Reproduce every record below exactly as written, but leave out any pictures.

(Collected data entries)
_____

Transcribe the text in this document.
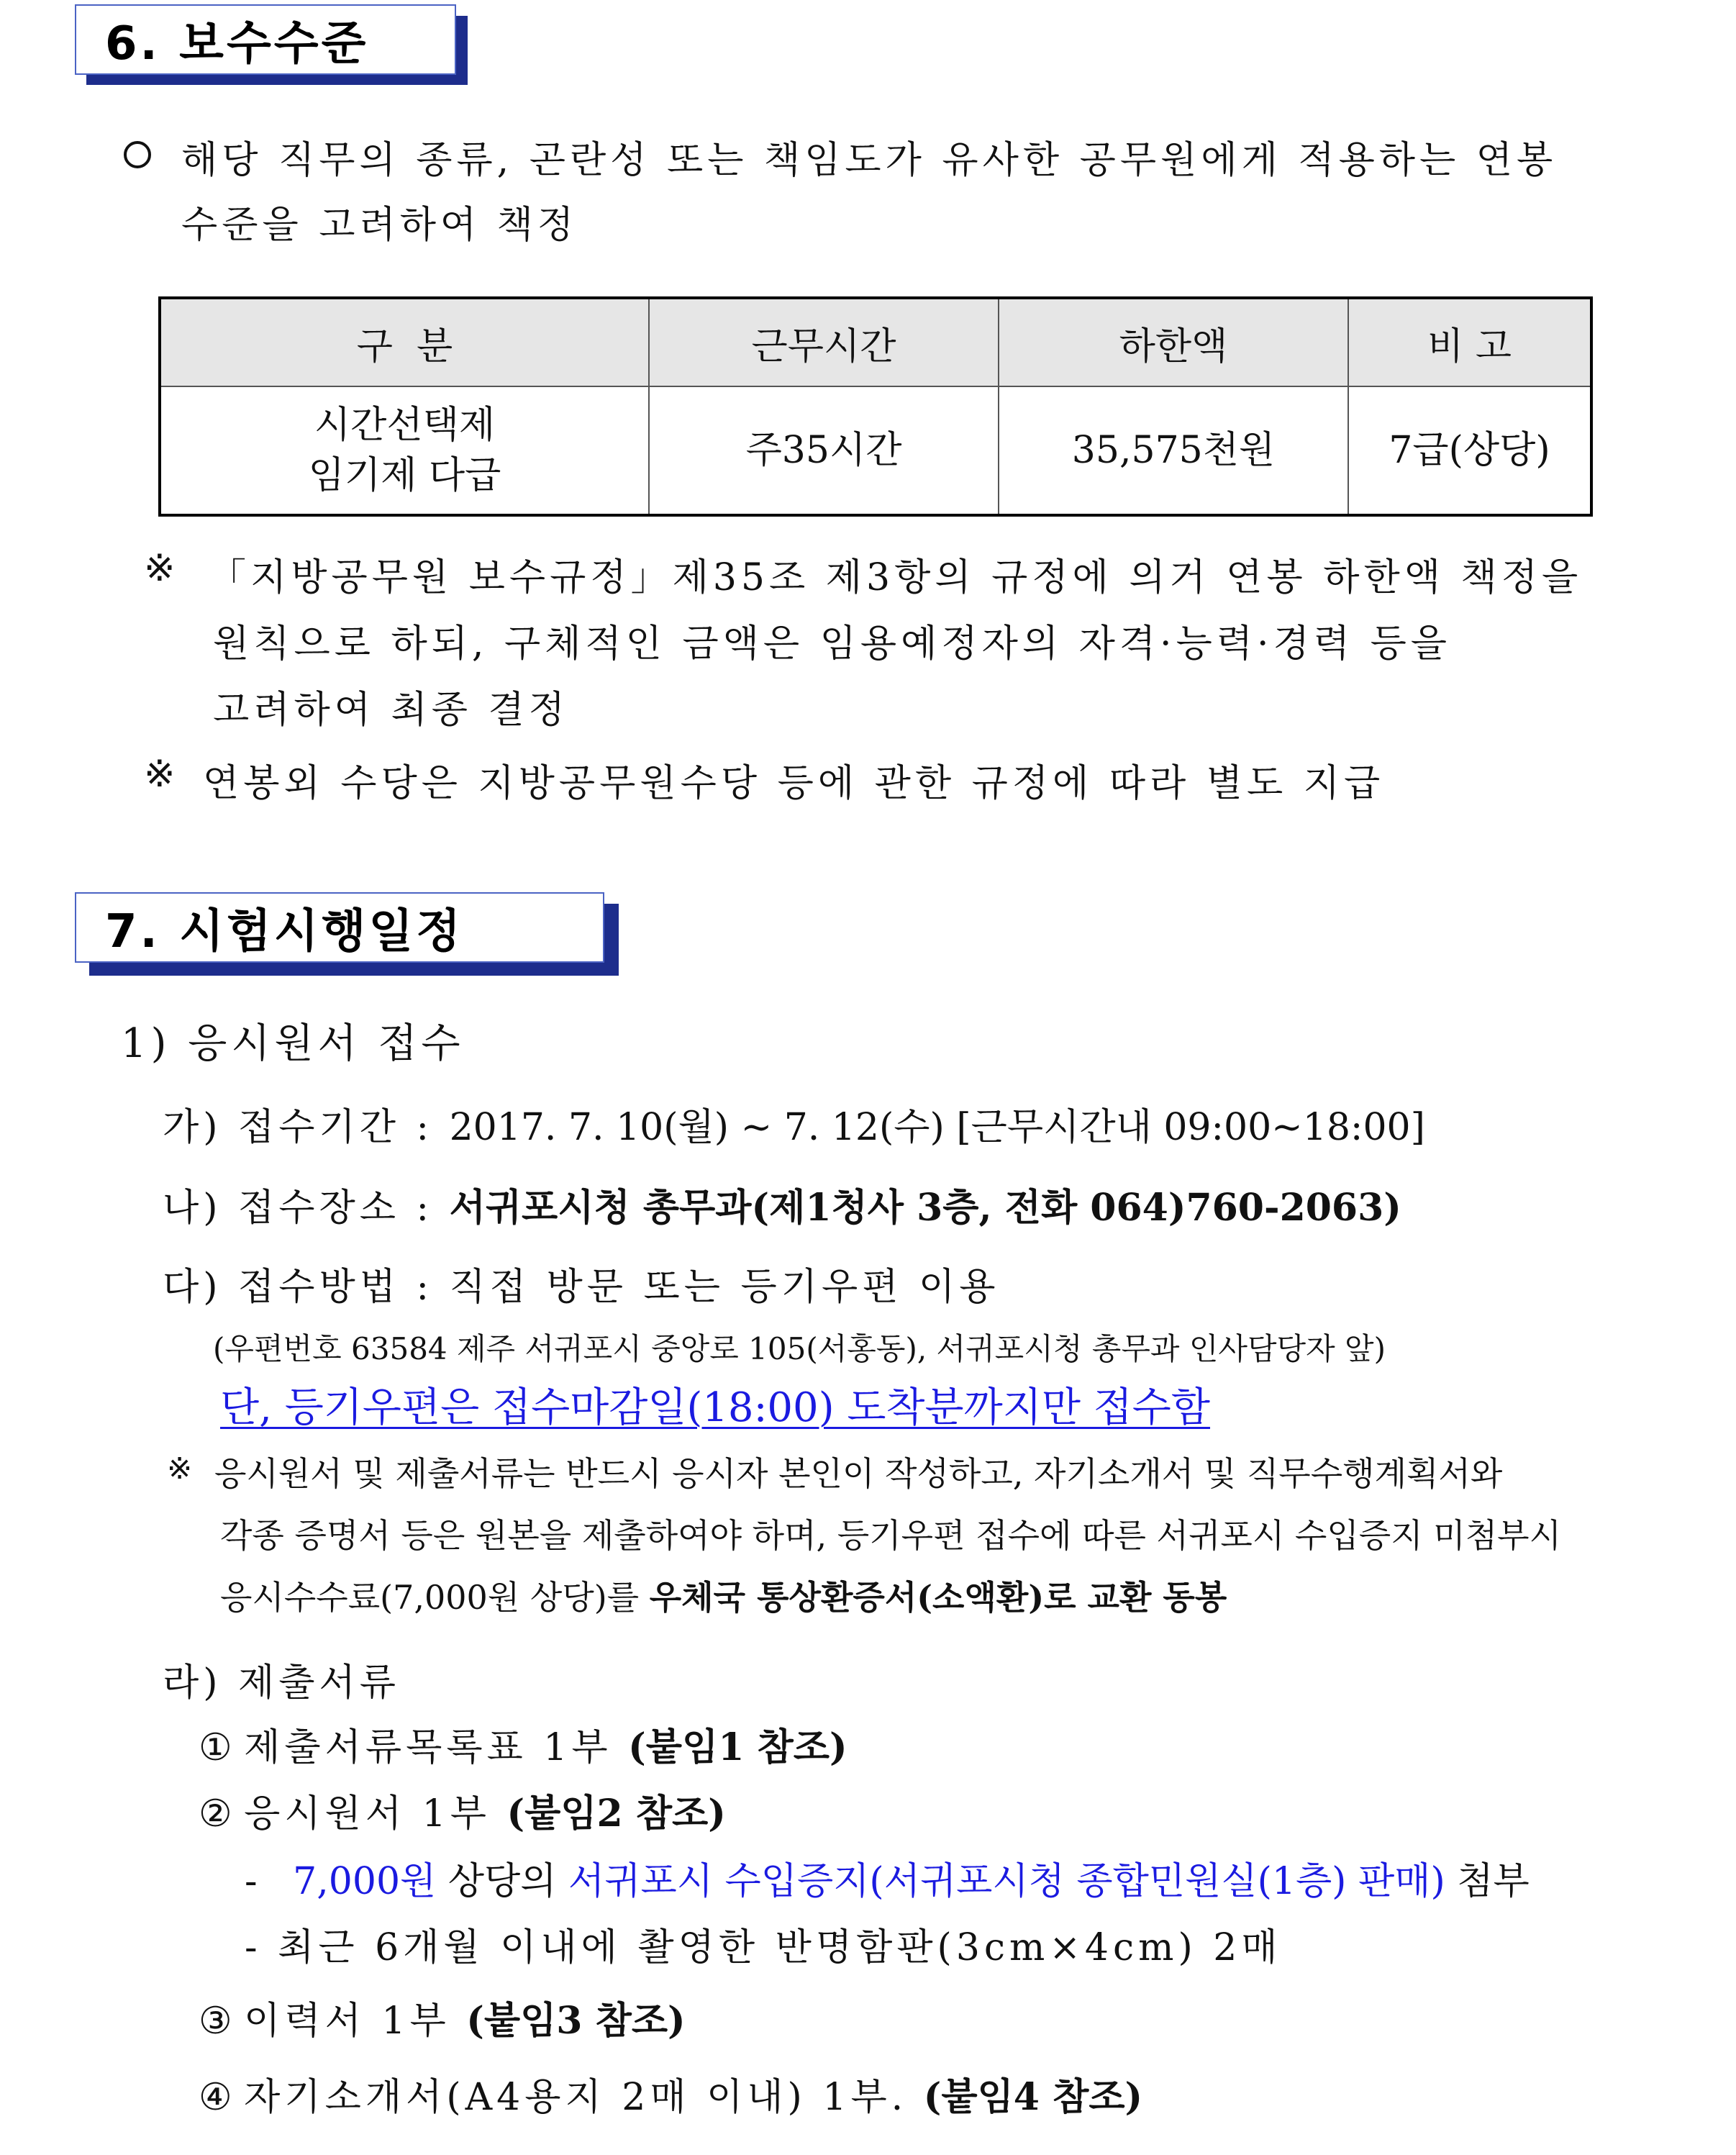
6. 보수수준
해당 직무의 종류, 곤란성 또는 책임도가 유사한 공무원에게 적용하는 연봉
수준을 고려하여 책정
구  분	근무시간	하한액	비 고

시간선택제
임기제 다급	주35시간	35,575천원	7급(상당)
※ 「지방공무원 보수규정」제35조 제3항의 규정에 의거 연봉 하한액 책정을
원칙으로 하되, 구체적인 금액은 임용예정자의 자격·능력·경력 등을
고려하여 최종 결정
※ 연봉외 수당은 지방공무원수당 등에 관한 규정에 따라 별도 지급
7. 시험시행일정
1) 응시원서 접수
가) 접수기간 : 2017. 7. 10(월) ~ 7. 12(수) [근무시간내 09:00~18:00]
나) 접수장소 : 서귀포시청 총무과(제1청사 3층, 전화 064)760-2063)
다) 접수방법 : 직접 방문 또는 등기우편 이용
(우편번호 63584 제주 서귀포시 중앙로 105(서홍동), 서귀포시청 총무과 인사담당자 앞)
단, 등기우편은 접수마감일(18:00) 도착분까지만 접수함
※ 응시원서 및 제출서류는 반드시 응시자 본인이 작성하고, 자기소개서 및 직무수행계획서와
각종 증명서 등은 원본을 제출하여야 하며, 등기우편 접수에 따른 서귀포시 수입증지 미첨부시
응시수수료(7,000원 상당)를 우체국 통상환증서(소액환)로 교환 동봉
라) 제출서류
① 제출서류목록표 1부 (붙임1 참조)
② 응시원서 1부 (붙임2 참조)
- 7,000원 상당의 서귀포시 수입증지(서귀포시청 종합민원실(1층) 판매) 첨부
- 최근 6개월 이내에 촬영한 반명함판(3cm×4cm) 2매
③ 이력서 1부 (붙임3 참조)
④ 자기소개서(A4용지 2매 이내) 1부. (붙임4 참조)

_____

§ Response:
Transcribe the text in this document.
6. 보수수준
해당 직무의 종류, 곤란성 또는 책임도가 유사한 공무원에게 적용하는 연봉
수준을 고려하여 책정
구  분	근무시간	하한액	비 고

시간선택제
임기제 다급	주35시간	35,575천원	7급(상당)
※ 「지방공무원 보수규정」제35조 제3항의 규정에 의거 연봉 하한액 책정을
원칙으로 하되, 구체적인 금액은 임용예정자의 자격·능력·경력 등을
고려하여 최종 결정
※ 연봉외 수당은 지방공무원수당 등에 관한 규정에 따라 별도 지급
7. 시험시행일정
1) 응시원서 접수
가) 접수기간 : 2017. 7. 10(월) ~ 7. 12(수) [근무시간내 09:00~18:00]
나) 접수장소 : 서귀포시청 총무과(제1청사 3층, 전화 064)760-2063)
다) 접수방법 : 직접 방문 또는 등기우편 이용
(우편번호 63584 제주 서귀포시 중앙로 105(서홍동), 서귀포시청 총무과 인사담당자 앞)
단, 등기우편은 접수마감일(18:00) 도착분까지만 접수함
※ 응시원서 및 제출서류는 반드시 응시자 본인이 작성하고, 자기소개서 및 직무수행계획서와
각종 증명서 등은 원본을 제출하여야 하며, 등기우편 접수에 따른 서귀포시 수입증지 미첨부시
응시수수료(7,000원 상당)를 우체국 통상환증서(소액환)로 교환 동봉
라) 제출서류
① 제출서류목록표 1부 (붙임1 참조)
② 응시원서 1부 (붙임2 참조)
- 7,000원 상당의 서귀포시 수입증지(서귀포시청 종합민원실(1층) 판매) 첨부
- 최근 6개월 이내에 촬영한 반명함판(3cm×4cm) 2매
③ 이력서 1부 (붙임3 참조)
④ 자기소개서(A4용지 2매 이내) 1부. (붙임4 참조)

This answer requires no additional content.